### Written task
Your task is to filter the data below down to the lines holding "MEJORANA".

### Available data
########
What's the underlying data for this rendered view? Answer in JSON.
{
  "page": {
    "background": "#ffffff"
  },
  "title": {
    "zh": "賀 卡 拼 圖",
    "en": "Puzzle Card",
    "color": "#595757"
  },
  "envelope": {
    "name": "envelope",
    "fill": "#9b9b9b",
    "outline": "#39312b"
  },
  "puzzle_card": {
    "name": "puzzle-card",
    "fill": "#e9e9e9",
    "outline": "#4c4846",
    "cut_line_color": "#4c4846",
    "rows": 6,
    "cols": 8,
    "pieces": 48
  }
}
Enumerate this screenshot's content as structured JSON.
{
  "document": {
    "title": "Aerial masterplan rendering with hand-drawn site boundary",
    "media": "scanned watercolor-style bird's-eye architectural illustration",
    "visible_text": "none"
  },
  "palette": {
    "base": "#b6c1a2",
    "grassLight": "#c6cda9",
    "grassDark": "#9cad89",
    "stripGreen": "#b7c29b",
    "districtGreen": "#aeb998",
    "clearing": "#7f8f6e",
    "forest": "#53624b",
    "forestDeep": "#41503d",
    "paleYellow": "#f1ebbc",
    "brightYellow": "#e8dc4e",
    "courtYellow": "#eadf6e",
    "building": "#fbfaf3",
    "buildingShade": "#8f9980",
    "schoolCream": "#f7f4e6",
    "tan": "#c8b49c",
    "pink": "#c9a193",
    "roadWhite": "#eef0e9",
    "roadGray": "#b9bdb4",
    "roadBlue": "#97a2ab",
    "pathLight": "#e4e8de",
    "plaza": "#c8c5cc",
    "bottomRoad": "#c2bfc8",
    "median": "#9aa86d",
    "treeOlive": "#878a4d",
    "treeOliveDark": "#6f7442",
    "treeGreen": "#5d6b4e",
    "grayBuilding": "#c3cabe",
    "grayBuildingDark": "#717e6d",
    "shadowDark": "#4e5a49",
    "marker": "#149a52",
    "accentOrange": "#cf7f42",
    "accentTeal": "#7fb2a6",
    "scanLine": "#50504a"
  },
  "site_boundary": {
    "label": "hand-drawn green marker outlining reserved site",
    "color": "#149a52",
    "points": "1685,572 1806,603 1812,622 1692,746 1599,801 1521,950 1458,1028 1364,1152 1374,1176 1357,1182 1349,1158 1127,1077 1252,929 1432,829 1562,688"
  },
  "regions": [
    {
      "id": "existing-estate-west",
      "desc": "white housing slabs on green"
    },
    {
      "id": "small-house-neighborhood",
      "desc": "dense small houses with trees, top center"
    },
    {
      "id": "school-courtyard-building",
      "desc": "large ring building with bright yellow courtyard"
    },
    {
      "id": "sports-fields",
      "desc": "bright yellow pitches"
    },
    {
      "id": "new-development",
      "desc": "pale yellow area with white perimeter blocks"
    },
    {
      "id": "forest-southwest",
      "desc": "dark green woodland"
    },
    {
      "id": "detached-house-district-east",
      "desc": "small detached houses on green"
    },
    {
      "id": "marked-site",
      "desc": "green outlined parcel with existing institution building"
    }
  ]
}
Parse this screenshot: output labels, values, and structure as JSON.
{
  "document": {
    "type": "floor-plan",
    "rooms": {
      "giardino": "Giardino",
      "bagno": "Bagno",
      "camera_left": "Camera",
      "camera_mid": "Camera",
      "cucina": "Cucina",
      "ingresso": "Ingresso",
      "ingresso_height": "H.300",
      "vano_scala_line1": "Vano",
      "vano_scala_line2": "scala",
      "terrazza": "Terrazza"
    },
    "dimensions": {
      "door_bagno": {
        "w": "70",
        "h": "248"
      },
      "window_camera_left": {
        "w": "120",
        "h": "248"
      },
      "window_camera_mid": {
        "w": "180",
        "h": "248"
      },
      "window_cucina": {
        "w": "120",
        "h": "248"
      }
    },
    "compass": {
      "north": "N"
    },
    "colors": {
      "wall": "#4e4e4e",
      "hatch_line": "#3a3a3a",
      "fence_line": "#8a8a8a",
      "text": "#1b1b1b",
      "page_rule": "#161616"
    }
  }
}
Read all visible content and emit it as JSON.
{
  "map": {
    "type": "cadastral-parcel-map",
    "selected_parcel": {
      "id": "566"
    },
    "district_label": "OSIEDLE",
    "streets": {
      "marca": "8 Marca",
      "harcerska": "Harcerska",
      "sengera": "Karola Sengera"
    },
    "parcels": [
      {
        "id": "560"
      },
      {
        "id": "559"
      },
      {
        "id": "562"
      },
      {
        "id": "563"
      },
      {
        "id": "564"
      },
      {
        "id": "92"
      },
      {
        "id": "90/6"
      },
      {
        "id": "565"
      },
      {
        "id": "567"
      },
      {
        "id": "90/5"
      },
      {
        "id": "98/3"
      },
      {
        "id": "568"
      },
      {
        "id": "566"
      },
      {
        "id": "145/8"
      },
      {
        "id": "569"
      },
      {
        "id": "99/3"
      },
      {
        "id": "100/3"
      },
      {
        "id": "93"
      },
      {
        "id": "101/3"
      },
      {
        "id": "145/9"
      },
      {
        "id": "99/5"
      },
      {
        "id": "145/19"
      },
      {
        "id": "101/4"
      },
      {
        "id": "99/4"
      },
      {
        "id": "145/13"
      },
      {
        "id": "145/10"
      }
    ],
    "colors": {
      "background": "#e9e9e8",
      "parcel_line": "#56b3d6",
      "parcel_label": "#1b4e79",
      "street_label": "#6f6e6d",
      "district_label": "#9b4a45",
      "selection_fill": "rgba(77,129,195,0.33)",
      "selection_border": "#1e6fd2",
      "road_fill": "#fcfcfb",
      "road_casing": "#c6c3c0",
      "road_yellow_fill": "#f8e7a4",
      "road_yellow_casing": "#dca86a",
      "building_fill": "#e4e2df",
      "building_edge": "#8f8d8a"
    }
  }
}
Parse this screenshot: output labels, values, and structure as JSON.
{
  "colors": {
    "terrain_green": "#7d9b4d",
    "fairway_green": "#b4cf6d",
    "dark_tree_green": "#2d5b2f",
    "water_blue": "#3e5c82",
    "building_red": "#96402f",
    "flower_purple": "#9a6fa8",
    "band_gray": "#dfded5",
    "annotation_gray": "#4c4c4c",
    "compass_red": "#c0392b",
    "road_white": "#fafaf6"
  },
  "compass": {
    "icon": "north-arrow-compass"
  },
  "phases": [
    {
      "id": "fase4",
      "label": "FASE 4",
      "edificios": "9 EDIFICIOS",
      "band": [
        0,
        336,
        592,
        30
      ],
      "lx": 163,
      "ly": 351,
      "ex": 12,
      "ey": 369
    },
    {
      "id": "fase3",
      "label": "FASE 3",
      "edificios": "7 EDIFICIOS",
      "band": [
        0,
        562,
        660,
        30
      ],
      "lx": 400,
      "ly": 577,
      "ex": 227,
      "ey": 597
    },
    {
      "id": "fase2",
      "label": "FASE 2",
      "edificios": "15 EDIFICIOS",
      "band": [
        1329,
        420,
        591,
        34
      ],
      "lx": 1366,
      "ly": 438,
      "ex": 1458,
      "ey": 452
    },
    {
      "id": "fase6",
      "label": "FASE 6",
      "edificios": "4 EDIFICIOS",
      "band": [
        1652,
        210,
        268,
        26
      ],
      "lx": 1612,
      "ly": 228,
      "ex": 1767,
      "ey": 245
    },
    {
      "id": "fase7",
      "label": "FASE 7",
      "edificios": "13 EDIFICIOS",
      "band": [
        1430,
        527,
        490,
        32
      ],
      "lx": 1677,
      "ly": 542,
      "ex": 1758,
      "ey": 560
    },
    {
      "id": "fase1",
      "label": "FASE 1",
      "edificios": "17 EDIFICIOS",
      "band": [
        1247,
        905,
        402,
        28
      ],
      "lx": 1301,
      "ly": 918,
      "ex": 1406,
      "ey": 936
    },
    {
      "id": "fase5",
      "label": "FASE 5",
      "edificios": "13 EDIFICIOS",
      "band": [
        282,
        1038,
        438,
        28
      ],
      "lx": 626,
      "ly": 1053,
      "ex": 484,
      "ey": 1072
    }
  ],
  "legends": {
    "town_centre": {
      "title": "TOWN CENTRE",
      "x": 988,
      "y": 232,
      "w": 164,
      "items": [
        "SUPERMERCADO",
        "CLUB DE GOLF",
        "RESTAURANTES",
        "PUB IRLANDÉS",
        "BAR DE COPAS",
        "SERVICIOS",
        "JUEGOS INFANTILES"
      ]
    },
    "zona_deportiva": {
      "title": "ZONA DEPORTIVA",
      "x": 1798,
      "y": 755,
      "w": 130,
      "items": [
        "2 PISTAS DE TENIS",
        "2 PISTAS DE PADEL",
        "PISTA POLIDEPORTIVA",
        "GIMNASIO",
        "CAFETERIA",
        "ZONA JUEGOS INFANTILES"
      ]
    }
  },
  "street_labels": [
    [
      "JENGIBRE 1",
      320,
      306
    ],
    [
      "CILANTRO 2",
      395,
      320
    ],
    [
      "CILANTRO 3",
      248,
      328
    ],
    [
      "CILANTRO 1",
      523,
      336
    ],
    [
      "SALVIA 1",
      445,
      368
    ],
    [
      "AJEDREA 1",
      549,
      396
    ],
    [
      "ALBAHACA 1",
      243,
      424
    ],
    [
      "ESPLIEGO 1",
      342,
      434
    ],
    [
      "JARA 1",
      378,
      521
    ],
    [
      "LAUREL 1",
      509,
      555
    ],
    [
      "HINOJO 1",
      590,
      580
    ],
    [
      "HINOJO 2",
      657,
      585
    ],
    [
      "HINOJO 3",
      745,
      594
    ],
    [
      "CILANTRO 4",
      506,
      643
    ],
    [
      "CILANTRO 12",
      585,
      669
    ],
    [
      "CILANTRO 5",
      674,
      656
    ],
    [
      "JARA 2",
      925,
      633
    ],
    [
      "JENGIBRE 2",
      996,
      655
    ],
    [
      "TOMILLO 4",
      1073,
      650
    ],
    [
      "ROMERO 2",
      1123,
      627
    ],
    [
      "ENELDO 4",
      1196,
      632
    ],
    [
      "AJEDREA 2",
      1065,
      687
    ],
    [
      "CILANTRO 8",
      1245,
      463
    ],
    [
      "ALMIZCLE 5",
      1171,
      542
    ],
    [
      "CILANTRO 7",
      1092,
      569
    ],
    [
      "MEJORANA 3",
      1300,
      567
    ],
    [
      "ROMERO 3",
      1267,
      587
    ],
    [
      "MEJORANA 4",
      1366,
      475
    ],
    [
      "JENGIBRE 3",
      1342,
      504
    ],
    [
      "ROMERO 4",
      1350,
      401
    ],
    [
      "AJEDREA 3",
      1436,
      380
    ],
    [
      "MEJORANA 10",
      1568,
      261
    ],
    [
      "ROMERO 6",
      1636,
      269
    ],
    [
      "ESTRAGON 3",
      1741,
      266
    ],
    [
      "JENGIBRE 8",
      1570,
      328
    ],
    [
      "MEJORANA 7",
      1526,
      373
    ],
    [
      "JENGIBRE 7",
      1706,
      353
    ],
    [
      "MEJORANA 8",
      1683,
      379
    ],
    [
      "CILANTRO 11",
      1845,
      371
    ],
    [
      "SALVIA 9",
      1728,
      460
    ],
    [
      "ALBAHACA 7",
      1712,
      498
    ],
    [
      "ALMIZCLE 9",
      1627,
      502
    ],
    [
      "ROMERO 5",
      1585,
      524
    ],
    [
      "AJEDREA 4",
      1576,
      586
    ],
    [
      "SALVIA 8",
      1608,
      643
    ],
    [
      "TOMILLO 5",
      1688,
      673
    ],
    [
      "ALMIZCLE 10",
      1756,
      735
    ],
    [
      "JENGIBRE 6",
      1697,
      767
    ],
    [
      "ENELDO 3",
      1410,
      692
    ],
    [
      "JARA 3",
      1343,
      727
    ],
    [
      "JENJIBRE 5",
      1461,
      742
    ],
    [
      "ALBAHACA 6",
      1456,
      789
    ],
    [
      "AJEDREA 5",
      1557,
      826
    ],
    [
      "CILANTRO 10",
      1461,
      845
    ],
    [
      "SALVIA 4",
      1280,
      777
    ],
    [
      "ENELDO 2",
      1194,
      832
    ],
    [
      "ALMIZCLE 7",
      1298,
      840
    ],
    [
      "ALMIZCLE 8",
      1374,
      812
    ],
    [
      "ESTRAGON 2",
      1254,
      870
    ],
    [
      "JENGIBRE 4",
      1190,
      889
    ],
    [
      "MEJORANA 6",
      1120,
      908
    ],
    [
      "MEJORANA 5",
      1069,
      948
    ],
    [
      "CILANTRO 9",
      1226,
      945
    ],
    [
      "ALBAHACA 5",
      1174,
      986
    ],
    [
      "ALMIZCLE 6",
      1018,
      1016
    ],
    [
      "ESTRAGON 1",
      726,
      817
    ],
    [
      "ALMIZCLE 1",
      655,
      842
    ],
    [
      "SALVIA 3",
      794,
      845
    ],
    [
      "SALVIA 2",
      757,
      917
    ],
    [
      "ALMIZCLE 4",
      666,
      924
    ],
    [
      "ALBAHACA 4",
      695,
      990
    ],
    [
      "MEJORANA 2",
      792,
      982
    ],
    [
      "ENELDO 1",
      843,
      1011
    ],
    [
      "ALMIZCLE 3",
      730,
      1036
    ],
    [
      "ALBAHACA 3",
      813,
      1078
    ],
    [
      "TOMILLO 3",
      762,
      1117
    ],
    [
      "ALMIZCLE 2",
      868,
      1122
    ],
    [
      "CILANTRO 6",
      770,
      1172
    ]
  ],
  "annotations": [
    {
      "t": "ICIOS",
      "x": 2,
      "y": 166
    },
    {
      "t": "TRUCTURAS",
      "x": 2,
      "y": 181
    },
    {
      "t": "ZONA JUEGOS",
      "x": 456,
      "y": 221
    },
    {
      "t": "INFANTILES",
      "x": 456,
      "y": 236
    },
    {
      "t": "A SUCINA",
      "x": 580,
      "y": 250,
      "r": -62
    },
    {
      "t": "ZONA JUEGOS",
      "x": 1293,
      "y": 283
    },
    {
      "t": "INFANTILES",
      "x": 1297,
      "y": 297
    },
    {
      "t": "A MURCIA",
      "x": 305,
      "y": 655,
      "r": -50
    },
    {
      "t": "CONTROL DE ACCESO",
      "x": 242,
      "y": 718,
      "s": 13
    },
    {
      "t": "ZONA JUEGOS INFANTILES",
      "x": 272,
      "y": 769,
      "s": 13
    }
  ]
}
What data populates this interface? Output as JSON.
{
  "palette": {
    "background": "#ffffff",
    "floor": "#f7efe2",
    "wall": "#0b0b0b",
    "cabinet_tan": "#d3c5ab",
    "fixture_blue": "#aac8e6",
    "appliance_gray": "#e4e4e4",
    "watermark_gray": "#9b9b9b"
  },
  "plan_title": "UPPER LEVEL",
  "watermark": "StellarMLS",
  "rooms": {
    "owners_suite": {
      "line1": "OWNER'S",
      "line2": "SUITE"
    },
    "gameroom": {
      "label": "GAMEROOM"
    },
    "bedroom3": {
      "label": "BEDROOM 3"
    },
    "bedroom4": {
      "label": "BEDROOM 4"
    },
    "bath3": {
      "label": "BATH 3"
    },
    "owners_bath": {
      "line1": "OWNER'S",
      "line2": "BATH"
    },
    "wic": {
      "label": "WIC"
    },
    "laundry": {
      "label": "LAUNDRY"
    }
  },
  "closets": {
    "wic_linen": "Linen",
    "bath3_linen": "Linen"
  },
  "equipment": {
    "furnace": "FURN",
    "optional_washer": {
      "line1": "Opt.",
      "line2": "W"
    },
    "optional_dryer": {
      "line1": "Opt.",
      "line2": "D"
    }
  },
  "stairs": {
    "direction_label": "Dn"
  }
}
########
### The answer
      "MEJORANA 3",
      "MEJORANA 4",
      "MEJORANA 10",
      "MEJORANA 7",
      "MEJORANA 8",
      "MEJORANA 6",
      "MEJORANA 5",
      "MEJORANA 2",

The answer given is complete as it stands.